**What is needed**
The records below should be written out again, exactly.
==================================================
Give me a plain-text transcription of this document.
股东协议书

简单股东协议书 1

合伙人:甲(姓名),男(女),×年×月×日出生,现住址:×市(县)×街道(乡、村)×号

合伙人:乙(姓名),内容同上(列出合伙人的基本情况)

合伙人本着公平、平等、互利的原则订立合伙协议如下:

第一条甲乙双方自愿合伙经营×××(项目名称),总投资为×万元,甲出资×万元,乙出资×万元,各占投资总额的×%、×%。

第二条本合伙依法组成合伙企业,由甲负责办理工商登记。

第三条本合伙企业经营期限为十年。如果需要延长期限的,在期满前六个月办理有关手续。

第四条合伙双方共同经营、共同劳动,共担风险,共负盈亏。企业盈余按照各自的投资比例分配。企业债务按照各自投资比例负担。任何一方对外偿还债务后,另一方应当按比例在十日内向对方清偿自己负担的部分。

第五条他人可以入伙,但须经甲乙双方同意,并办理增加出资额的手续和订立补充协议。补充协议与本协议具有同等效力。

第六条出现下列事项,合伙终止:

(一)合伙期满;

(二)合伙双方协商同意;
==================================================
**Problem solution**
Give me a plain-text transcription of this document.
股东协议书

简单股东协议书 1

合伙人:甲(姓名),男(女),×年×月×日出生,现住址:×市(县)×街道(乡、村)×号

合伙人:乙(姓名),内容同上(列出合伙人的基本情况)

合伙人本着公平、平等、互利的原则订立合伙协议如下:

第一条甲乙双方自愿合伙经营×××(项目名称),总投资为×万元,甲出资×万元,乙出资×万元,各占投资总额的×%、×%。

第二条本合伙依法组成合伙企业,由甲负责办理工商登记。

第三条本合伙企业经营期限为十年。如果需要延长期限的,在期满前六个月办理有关手续。

第四条合伙双方共同经营、共同劳动,共担风险,共负盈亏。企业盈余按照各自的投资比例分配。企业债务按照各自投资比例负担。任何一方对外偿还债务后,另一方应当按比例在十日内向对方清偿自己负担的部分。

第五条他人可以入伙,但须经甲乙双方同意,并办理增加出资额的手续和订立补充协议。补充协议与本协议具有同等效力。

第六条出现下列事项,合伙终止:

(一)合伙期满;

(二)合伙双方协商同意;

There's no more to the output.